### Dataset records
<<<<

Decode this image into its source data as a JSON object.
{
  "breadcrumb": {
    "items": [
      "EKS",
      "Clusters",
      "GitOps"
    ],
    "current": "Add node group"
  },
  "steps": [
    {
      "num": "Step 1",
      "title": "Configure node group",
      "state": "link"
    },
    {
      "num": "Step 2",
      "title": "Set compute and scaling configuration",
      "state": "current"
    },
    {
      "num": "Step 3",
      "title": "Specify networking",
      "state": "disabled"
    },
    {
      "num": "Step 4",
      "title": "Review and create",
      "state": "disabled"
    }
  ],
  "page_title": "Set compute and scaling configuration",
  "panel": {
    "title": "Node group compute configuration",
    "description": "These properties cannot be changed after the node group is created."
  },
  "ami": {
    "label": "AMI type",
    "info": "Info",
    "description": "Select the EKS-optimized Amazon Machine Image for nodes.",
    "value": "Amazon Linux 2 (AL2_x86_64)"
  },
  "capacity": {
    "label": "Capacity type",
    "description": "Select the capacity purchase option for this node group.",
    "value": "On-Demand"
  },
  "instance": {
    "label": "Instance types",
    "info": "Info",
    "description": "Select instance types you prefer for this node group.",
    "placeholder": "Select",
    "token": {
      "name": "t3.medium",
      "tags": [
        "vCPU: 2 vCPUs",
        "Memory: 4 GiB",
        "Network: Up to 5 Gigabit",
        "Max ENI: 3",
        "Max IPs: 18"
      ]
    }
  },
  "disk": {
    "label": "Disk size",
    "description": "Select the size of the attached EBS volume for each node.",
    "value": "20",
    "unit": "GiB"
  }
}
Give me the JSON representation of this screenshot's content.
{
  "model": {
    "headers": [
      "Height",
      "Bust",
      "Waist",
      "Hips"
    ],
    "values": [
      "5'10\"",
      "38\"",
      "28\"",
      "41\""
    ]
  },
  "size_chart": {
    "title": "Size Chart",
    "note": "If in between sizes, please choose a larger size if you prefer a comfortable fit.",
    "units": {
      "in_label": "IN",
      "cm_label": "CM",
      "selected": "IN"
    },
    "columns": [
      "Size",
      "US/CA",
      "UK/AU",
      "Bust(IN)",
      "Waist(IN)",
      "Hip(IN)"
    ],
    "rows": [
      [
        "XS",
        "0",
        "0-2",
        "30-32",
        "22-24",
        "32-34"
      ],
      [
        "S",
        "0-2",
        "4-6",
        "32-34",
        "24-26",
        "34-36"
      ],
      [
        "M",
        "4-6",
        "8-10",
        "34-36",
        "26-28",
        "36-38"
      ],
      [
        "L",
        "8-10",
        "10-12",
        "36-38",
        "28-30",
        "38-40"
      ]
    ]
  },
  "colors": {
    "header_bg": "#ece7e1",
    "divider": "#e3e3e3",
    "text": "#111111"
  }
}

>>>>

Return from the data every line that holds "Amazon".

    "description": "Select the EKS-optimized Amazon Machine Image for nodes.",
    "value": "Amazon Linux 2 (AL2_x86_64)"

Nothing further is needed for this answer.